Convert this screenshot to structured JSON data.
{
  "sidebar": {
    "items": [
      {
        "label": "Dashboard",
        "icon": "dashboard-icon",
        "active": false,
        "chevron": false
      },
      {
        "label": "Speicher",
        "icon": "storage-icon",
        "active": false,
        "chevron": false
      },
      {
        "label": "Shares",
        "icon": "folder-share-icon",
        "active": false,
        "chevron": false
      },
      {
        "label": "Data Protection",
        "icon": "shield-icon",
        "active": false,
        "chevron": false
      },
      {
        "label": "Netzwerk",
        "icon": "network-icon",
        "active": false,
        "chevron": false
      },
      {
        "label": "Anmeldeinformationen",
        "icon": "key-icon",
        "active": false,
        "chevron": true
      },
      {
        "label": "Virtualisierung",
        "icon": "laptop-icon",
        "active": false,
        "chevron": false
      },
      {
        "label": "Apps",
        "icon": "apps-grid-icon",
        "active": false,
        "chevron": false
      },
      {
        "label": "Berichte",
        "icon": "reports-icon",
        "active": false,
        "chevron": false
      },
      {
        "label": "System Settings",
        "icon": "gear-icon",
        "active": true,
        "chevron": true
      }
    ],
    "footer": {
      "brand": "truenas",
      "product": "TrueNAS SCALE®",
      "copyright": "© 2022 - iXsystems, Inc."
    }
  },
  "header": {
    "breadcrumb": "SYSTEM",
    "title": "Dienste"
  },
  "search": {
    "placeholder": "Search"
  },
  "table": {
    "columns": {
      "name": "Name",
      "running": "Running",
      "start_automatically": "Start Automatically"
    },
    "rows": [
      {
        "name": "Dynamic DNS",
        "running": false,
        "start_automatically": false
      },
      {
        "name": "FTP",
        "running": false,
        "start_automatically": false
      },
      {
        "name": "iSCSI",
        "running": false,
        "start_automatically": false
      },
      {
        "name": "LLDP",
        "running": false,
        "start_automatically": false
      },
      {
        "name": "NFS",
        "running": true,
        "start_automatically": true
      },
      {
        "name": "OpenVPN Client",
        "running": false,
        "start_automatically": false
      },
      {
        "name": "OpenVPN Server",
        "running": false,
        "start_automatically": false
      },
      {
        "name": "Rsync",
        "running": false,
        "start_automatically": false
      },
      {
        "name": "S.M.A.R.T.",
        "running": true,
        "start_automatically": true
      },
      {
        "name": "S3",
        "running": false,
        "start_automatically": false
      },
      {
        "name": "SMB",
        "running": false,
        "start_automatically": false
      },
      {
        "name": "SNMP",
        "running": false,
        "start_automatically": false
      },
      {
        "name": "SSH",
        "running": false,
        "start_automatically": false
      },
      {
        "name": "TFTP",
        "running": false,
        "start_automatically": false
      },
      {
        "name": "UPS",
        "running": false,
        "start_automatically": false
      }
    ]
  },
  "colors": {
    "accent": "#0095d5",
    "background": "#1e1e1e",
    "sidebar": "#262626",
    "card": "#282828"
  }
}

==============================

== Problem details ==
Every line that holds the word "OpenVPN" should be extracted.

== Solution ==
        "name": "OpenVPN Client",
        "name": "OpenVPN Server",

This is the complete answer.